### [EXERCISE INSTRUCTIONS]
Go through the records and show each line where the word "title" occurs.

** START SUPPLIED DATA **

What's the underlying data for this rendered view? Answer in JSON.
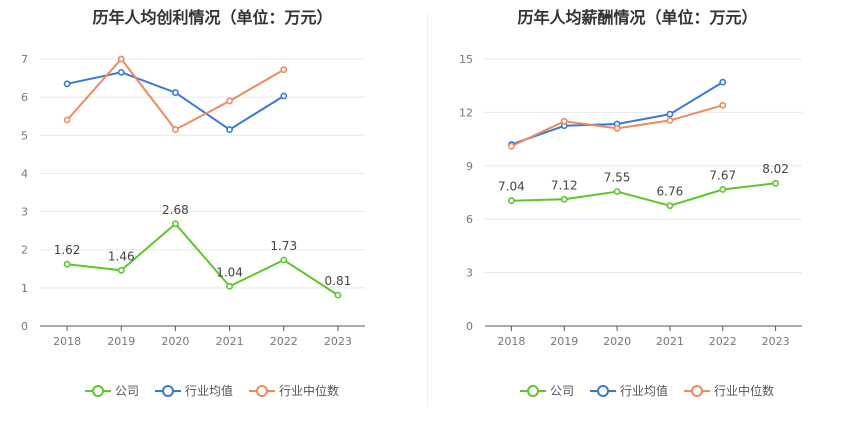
{
  "chart_data": [
    {
      "type": "line",
      "title": "历年人均创利情况（单位：万元）",
      "categories": [
        "2018",
        "2019",
        "2020",
        "2021",
        "2022",
        "2023"
      ],
      "ylim": [
        0,
        7
      ],
      "yticks": [
        "0",
        "1",
        "2",
        "3",
        "4",
        "5",
        "6",
        "7"
      ],
      "grid": true,
      "legend": "bottom-center",
      "series": [
        {
          "name": "公司",
          "color": "#5bc72d",
          "labels": true,
          "values": [
            1.62,
            1.46,
            2.68,
            1.04,
            1.73,
            0.81
          ],
          "value_labels": [
            "1.62",
            "1.46",
            "2.68",
            "1.04",
            "1.73",
            "0.81"
          ]
        },
        {
          "name": "行业均值",
          "color": "#3a78d8",
          "labels": false,
          "values": [
            6.35,
            6.65,
            6.12,
            5.15,
            6.03,
            null
          ]
        },
        {
          "name": "行业中位数",
          "color": "#f08a5d",
          "labels": false,
          "values": [
            5.4,
            7.0,
            5.15,
            5.9,
            6.72,
            null
          ]
        }
      ]
    },
    {
      "type": "line",
      "title": "历年人均薪酬情况（单位：万元）",
      "categories": [
        "2018",
        "2019",
        "2020",
        "2021",
        "2022",
        "2023"
      ],
      "ylim": [
        0,
        15
      ],
      "yticks": [
        "0",
        "3",
        "6",
        "9",
        "12",
        "15"
      ],
      "grid": true,
      "legend": "bottom-center",
      "series": [
        {
          "name": "公司",
          "color": "#5bc72d",
          "labels": true,
          "values": [
            7.04,
            7.12,
            7.55,
            6.76,
            7.67,
            8.02
          ],
          "value_labels": [
            "7.04",
            "7.12",
            "7.55",
            "6.76",
            "7.67",
            "8.02"
          ]
        },
        {
          "name": "行业均值",
          "color": "#3a78d8",
          "labels": false,
          "values": [
            10.2,
            11.25,
            11.35,
            11.9,
            13.7,
            null
          ]
        },
        {
          "name": "行业中位数",
          "color": "#f08a5d",
          "labels": false,
          "values": [
            10.1,
            11.5,
            11.1,
            11.55,
            12.4,
            null
          ]
        }
      ]
    }
  ]
}
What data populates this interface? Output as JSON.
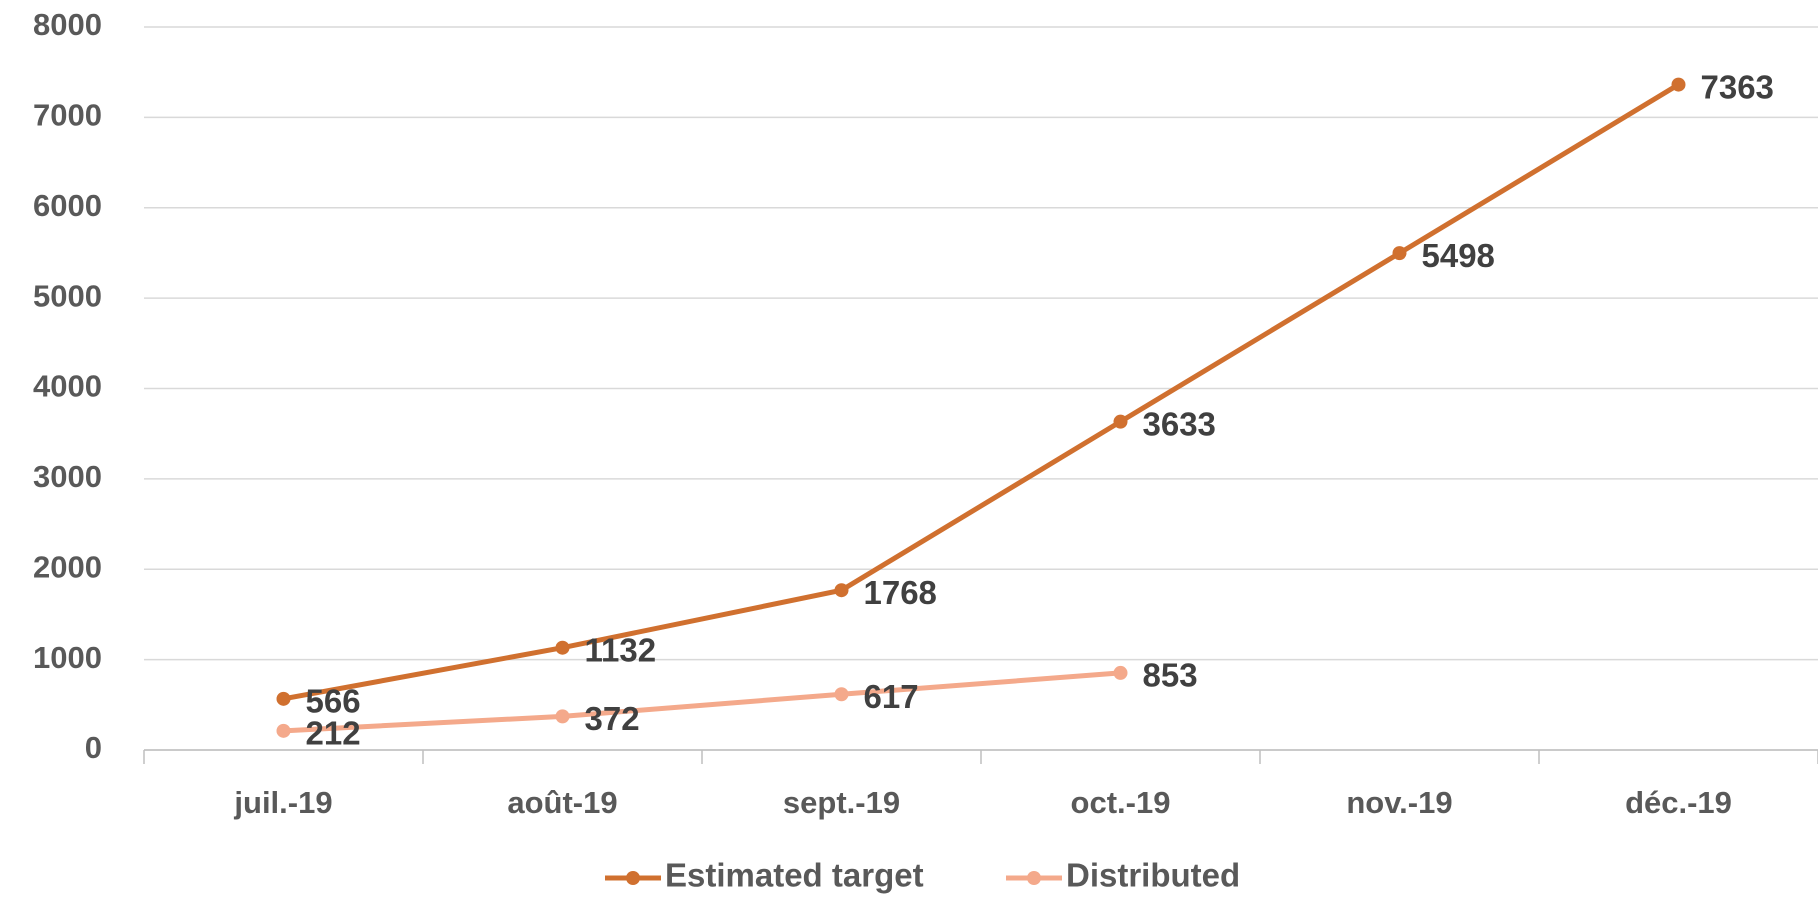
{
  "chart_data": {
    "type": "line",
    "categories": [
      "juil.-19",
      "août-19",
      "sept.-19",
      "oct.-19",
      "nov.-19",
      "déc.-19"
    ],
    "series": [
      {
        "name": "Estimated target",
        "color": "#d0702f",
        "values": [
          566,
          1132,
          1768,
          3633,
          5498,
          7363
        ]
      },
      {
        "name": "Distributed",
        "color": "#f4a98b",
        "values": [
          212,
          372,
          617,
          853,
          null,
          null
        ]
      }
    ],
    "ylim": [
      0,
      8000
    ],
    "yticks": [
      0,
      1000,
      2000,
      3000,
      4000,
      5000,
      6000,
      7000,
      8000
    ],
    "grid": true,
    "legend": "bottom"
  }
}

** END SUPPLIED DATA **

### [RESULT OF THE TASK]
      "title": "历年人均创利情况（单位：万元）",
      "title": "历年人均薪酬情况（单位：万元）",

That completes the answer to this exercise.